Images excluded, repeat each entry below exactly.

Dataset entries
+++
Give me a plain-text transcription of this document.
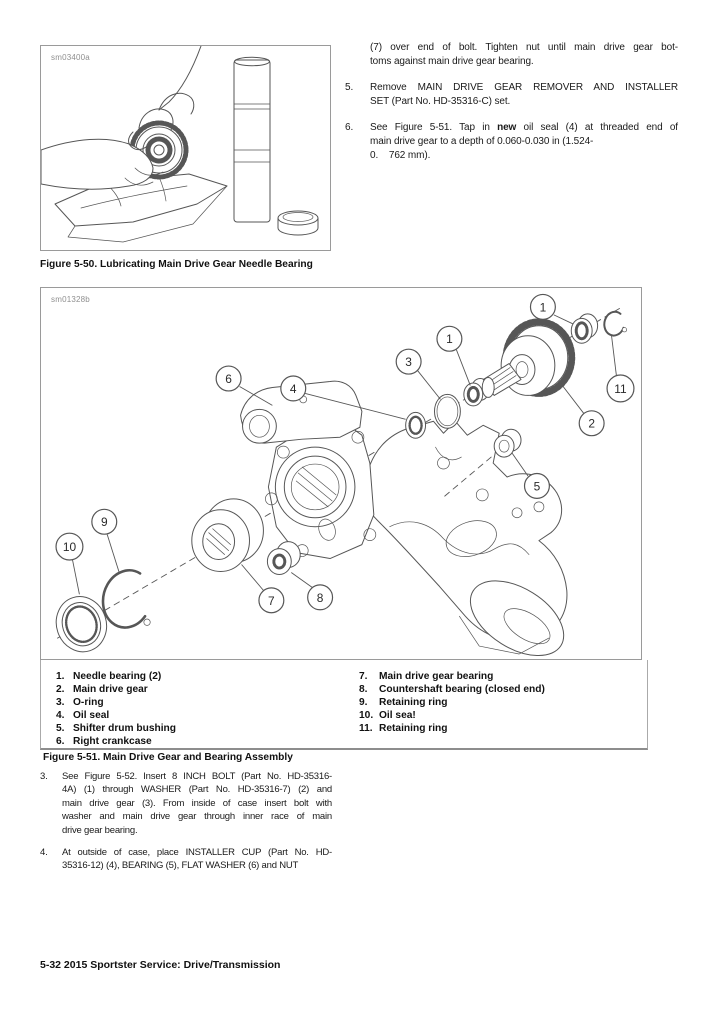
sm03400a
Figure 5-50. Lubricating Main Drive Gear Needle Bearing
(7) over end of bolt. Tighten nut until main drive gear bot-
toms against main drive gear bearing.
5. Remove MAIN DRIVE GEAR REMOVER AND INSTALLER
SET (Part No. HD-35316-C) set.
6. See Figure 5-51. Tap in new oil seal (4) at threaded end of
main drive gear to a depth of 0.060-0.030 in (1.524-
0.    762 mm).
sm01328b
1
1
3
4
6
11
2
5
9
10
7	8
1. Needle bearing (2)
2. Main drive gear
3. O-ring
4. Oil seal
5. Shifter drum bushing
6. Right crankcase
7.	Main drive gear bearing
8.	Countershaft bearing (closed end)
9.	Retaining ring
10. Oil sea!
11. Retaining ring
Figure 5-51. Main Drive Gear and Bearing Assembly
3. See Figure 5-52. Insert 8 INCH BOLT (Part No. HD-35316-
4A) (1) through WASHER (Part No. HD-35316-7) (2) and
main drive gear (3). From inside of case insert bolt with
washer and main drive gear through inner race of main
drive gear bearing.
4. At outside of case, place INSTALLER CUP (Part No. HD-
35316-12) (4), BEARING (5), FLAT WASHER (6) and NUT
5-32 2015 Sportster Service: Drive/Transmission
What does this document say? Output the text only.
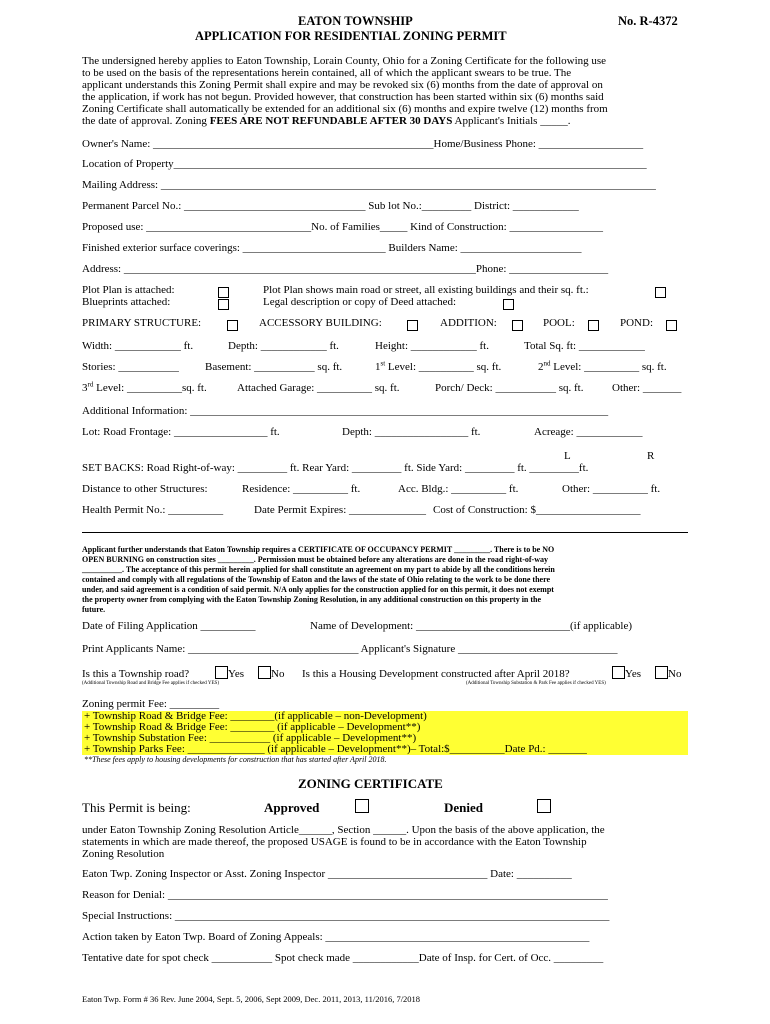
EATON TOWNSHIP	No. R-4372
APPLICATION FOR RESIDENTIAL ZONING PERMIT
The undersigned hereby applies to Eaton Township, Lorain County, Ohio for a Zoning Certificate for the following use
to be used on the basis of the representations herein contained, all of which the applicant swears to be true. The
applicant understands this Zoning Permit shall expire and may be revoked six (6) months from the date of approval on
the application, if work has not begun. Provided however, that construction has been started within six (6) months said
Zoning Certificate shall automatically be extended for an additional six (6) months and expire twelve (12) months from
the date of approval. Zoning FEES ARE NOT REFUNDABLE AFTER 30 DAYS Applicant's Initials _____.
Owner's Name: ___________________________________________________Home/Business Phone: ___________________
Location of Property______________________________________________________________________________________
Mailing Address: __________________________________________________________________________________________
Permanent Parcel No.: _________________________________ Sub lot No.:_________ District: ____________
Proposed use: ______________________________No. of Families_____ Kind of Construction: _________________
Finished exterior surface coverings: __________________________ Builders Name: ______________________
Address: ________________________________________________________________Phone: __________________
Plot Plan is attached:
Blueprints attached:
Plot Plan shows main road or street, all existing buildings and their sq. ft.:
Legal description or copy of Deed attached:
PRIMARY STRUCTURE:	ACCESSORY BUILDING:	ADDITION:	POOL:	POND:
Width: ____________ ft.	Depth: ____________ ft.	Height: ____________ ft.	Total Sq. ft: ____________
Stories: ___________ Basement: ___________ sq. ft.	1st Level: __________ sq. ft.	2nd Level: __________ sq. ft.
3rd Level: __________sq. ft.	Attached Garage: __________ sq. ft.	Porch/ Deck: ___________ sq. ft.	Other: _______
Additional Information: ____________________________________________________________________________
Lot: Road Frontage: _________________ ft.	Depth: _________________ ft.	Acreage: ____________
L	R
SET BACKS: Road Right-of-way: _________ ft. Rear Yard: _________ ft. Side Yard: _________ ft. _________ft.
Distance to other Structures:	Residence: __________ ft.	Acc. Bldg.: __________ ft.	Other: __________ ft.
Health Permit No.: __________	Date Permit Expires: ______________ Cost of Construction: $___________________
Applicant further understands that Eaton Township requires a CERTIFICATE OF OCCUPANCY PERMIT _________. There is to be NO
OPEN BURNING on construction sites _________. Permission must be obtained before any alterations are done in the road right-of-way
__________. The acceptance of this permit herein applied for shall constitute an agreement on my part to abide by all the conditions herein
contained and comply with all regulations of the Township of Eaton and the laws of the state of Ohio relating to the work to be done there
under, and said agreement is a condition of said permit. N/A only applies for the construction applied for on this permit, it does not exempt
the property owner from complying with the Eaton Township Zoning Resolution, in any additional construction on this property in the
future.
Date of Filing Application __________	Name of Development: ____________________________(if applicable)
Print Applicants Name: _______________________________ Applicant's Signature _____________________________
Is this a Township road?	Yes	No Is this a Housing Development constructed after April 2018?	Yes	No
(Additional Township Road and Bridge Fee applies if checked YES)	(Additional Township Substation & Park Fee applies if checked YES)
Zoning permit Fee: _________
+ Township Road & Bridge Fee: ________(if applicable – non-Development)
+ Township Road & Bridge Fee: ________ (if applicable – Development**)
+ Township Substation Fee: ___________ (if applicable – Development**)
+ Township Parks Fee: ______________ (if applicable – Development**)– Total:$__________Date Pd.: _______
**These fees apply to housing developments for construction that has started after April 2018.
ZONING CERTIFICATE
This Permit is being:	Approved	Denied
under Eaton Township Zoning Resolution Article______, Section ______. Upon the basis of the above application, the
statements in which are made thereof, the proposed USAGE is found to be in accordance with the Eaton Township
Zoning Resolution
Eaton Twp. Zoning Inspector or Asst. Zoning Inspector _____________________________ Date: __________
Reason for Denial: ________________________________________________________________________________
Special Instructions: _______________________________________________________________________________
Action taken by Eaton Twp. Board of Zoning Appeals: ________________________________________________
Tentative date for spot check ___________ Spot check made ____________Date of Insp. for Cert. of Occ. _________
Eaton Twp. Form # 36 Rev. June 2004, Sept. 5, 2006, Sept 2009, Dec. 2011, 2013, 11/2016, 7/2018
+++
_COMPLETE OUTPUT:_
Give me a plain-text transcription of this document.
sm03400a
Figure 5-50. Lubricating Main Drive Gear Needle Bearing
(7) over end of bolt. Tighten nut until main drive gear bot-
toms against main drive gear bearing.
5. Remove MAIN DRIVE GEAR REMOVER AND INSTALLER
SET (Part No. HD-35316-C) set.
6. See Figure 5-51. Tap in new oil seal (4) at threaded end of
main drive gear to a depth of 0.060-0.030 in (1.524-
0.    762 mm).
sm01328b
1
1
3
4
6
11
2
5
9
10
7	8
1. Needle bearing (2)
2. Main drive gear
3. O-ring
4. Oil seal
5. Shifter drum bushing
6. Right crankcase
7.	Main drive gear bearing
8.	Countershaft bearing (closed end)
9.	Retaining ring
10. Oil sea!
11. Retaining ring
Figure 5-51. Main Drive Gear and Bearing Assembly
3. See Figure 5-52. Insert 8 INCH BOLT (Part No. HD-35316-
4A) (1) through WASHER (Part No. HD-35316-7) (2) and
main drive gear (3). From inside of case insert bolt with
washer and main drive gear through inner race of main
drive gear bearing.
4. At outside of case, place INSTALLER CUP (Part No. HD-
35316-12) (4), BEARING (5), FLAT WASHER (6) and NUT
5-32 2015 Sportster Service: Drive/Transmission
What does this document say? Output the text only.
EATON TOWNSHIP	No. R-4372
APPLICATION FOR RESIDENTIAL ZONING PERMIT
The undersigned hereby applies to Eaton Township, Lorain County, Ohio for a Zoning Certificate for the following use
to be used on the basis of the representations herein contained, all of which the applicant swears to be true. The
applicant understands this Zoning Permit shall expire and may be revoked six (6) months from the date of approval on
the application, if work has not begun. Provided however, that construction has been started within six (6) months said
Zoning Certificate shall automatically be extended for an additional six (6) months and expire twelve (12) months from
the date of approval. Zoning FEES ARE NOT REFUNDABLE AFTER 30 DAYS Applicant's Initials _____.
Owner's Name: ___________________________________________________Home/Business Phone: ___________________
Location of Property______________________________________________________________________________________
Mailing Address: __________________________________________________________________________________________
Permanent Parcel No.: _________________________________ Sub lot No.:_________ District: ____________
Proposed use: ______________________________No. of Families_____ Kind of Construction: _________________
Finished exterior surface coverings: __________________________ Builders Name: ______________________
Address: ________________________________________________________________Phone: __________________
Plot Plan is attached:
Blueprints attached:
Plot Plan shows main road or street, all existing buildings and their sq. ft.:
Legal description or copy of Deed attached:
PRIMARY STRUCTURE:	ACCESSORY BUILDING:	ADDITION:	POOL:	POND:
Width: ____________ ft.	Depth: ____________ ft.	Height: ____________ ft.	Total Sq. ft: ____________
Stories: ___________ Basement: ___________ sq. ft.	1st Level: __________ sq. ft.	2nd Level: __________ sq. ft.
3rd Level: __________sq. ft.	Attached Garage: __________ sq. ft.	Porch/ Deck: ___________ sq. ft.	Other: _______
Additional Information: ____________________________________________________________________________
Lot: Road Frontage: _________________ ft.	Depth: _________________ ft.	Acreage: ____________
L	R
SET BACKS: Road Right-of-way: _________ ft. Rear Yard: _________ ft. Side Yard: _________ ft. _________ft.
Distance to other Structures:	Residence: __________ ft.	Acc. Bldg.: __________ ft.	Other: __________ ft.
Health Permit No.: __________	Date Permit Expires: ______________ Cost of Construction: $___________________
Applicant further understands that Eaton Township requires a CERTIFICATE OF OCCUPANCY PERMIT _________. There is to be NO
OPEN BURNING on construction sites _________. Permission must be obtained before any alterations are done in the road right-of-way
__________. The acceptance of this permit herein applied for shall constitute an agreement on my part to abide by all the conditions herein
contained and comply with all regulations of the Township of Eaton and the laws of the state of Ohio relating to the work to be done there
under, and said agreement is a condition of said permit. N/A only applies for the construction applied for on this permit, it does not exempt
the property owner from complying with the Eaton Township Zoning Resolution, in any additional construction on this property in the
future.
Date of Filing Application __________	Name of Development: ____________________________(if applicable)
Print Applicants Name: _______________________________ Applicant's Signature _____________________________
Is this a Township road?	Yes	No Is this a Housing Development constructed after April 2018?	Yes	No
(Additional Township Road and Bridge Fee applies if checked YES)	(Additional Township Substation & Park Fee applies if checked YES)
Zoning permit Fee: _________
+ Township Road & Bridge Fee: ________(if applicable – non-Development)
+ Township Road & Bridge Fee: ________ (if applicable – Development**)
+ Township Substation Fee: ___________ (if applicable – Development**)
+ Township Parks Fee: ______________ (if applicable – Development**)– Total:$__________Date Pd.: _______
**These fees apply to housing developments for construction that has started after April 2018.
ZONING CERTIFICATE
This Permit is being:	Approved	Denied
under Eaton Township Zoning Resolution Article______, Section ______. Upon the basis of the above application, the
statements in which are made thereof, the proposed USAGE is found to be in accordance with the Eaton Township
Zoning Resolution
Eaton Twp. Zoning Inspector or Asst. Zoning Inspector _____________________________ Date: __________
Reason for Denial: ________________________________________________________________________________
Special Instructions: _______________________________________________________________________________
Action taken by Eaton Twp. Board of Zoning Appeals: ________________________________________________
Tentative date for spot check ___________ Spot check made ____________Date of Insp. for Cert. of Occ. _________
Eaton Twp. Form # 36 Rev. June 2004, Sept. 5, 2006, Sept 2009, Dec. 2011, 2013, 11/2016, 7/2018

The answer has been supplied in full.